#### [AIM OF THE EXERCISE]
Select lines where the word "name" appears.

⟨

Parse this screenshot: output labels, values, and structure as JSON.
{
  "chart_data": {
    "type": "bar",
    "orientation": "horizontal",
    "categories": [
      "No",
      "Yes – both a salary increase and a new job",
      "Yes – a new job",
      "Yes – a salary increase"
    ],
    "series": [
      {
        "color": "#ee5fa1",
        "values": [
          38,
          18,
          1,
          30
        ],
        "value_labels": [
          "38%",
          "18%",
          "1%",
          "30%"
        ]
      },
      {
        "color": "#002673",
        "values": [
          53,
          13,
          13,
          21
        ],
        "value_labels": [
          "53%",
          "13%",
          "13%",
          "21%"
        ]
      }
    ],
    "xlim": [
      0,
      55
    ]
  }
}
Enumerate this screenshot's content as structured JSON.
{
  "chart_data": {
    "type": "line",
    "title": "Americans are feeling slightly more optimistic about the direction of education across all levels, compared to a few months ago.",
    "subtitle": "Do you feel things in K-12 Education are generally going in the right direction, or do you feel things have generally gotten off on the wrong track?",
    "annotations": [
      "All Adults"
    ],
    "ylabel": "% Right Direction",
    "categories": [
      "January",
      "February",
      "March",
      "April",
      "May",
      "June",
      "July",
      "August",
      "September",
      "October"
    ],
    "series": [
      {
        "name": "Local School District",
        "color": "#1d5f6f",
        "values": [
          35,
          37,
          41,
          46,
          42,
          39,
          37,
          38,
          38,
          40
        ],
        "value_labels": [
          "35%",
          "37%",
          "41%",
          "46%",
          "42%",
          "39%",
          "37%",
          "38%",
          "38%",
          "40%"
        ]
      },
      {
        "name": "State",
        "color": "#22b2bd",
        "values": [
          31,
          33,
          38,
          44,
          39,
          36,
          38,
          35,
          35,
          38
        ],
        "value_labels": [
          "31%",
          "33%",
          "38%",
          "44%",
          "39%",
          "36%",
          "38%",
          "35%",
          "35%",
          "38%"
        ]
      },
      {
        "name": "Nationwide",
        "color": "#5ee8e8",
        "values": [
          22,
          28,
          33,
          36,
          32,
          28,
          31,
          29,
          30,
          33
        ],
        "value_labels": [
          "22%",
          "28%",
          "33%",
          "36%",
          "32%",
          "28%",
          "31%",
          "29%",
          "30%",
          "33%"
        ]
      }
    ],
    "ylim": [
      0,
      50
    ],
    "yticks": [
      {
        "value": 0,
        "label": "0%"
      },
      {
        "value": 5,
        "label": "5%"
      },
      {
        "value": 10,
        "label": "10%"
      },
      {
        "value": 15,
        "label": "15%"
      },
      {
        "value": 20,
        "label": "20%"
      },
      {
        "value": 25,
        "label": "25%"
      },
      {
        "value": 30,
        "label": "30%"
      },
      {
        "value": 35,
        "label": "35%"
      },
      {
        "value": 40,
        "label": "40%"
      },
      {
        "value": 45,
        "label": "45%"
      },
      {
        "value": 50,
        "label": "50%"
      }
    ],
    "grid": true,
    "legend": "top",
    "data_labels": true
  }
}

⟩

#### [SOLUTION FOR THIS PROBLEM]
        "name": "Local School District",
        "name": "State",
        "name": "Nationwide",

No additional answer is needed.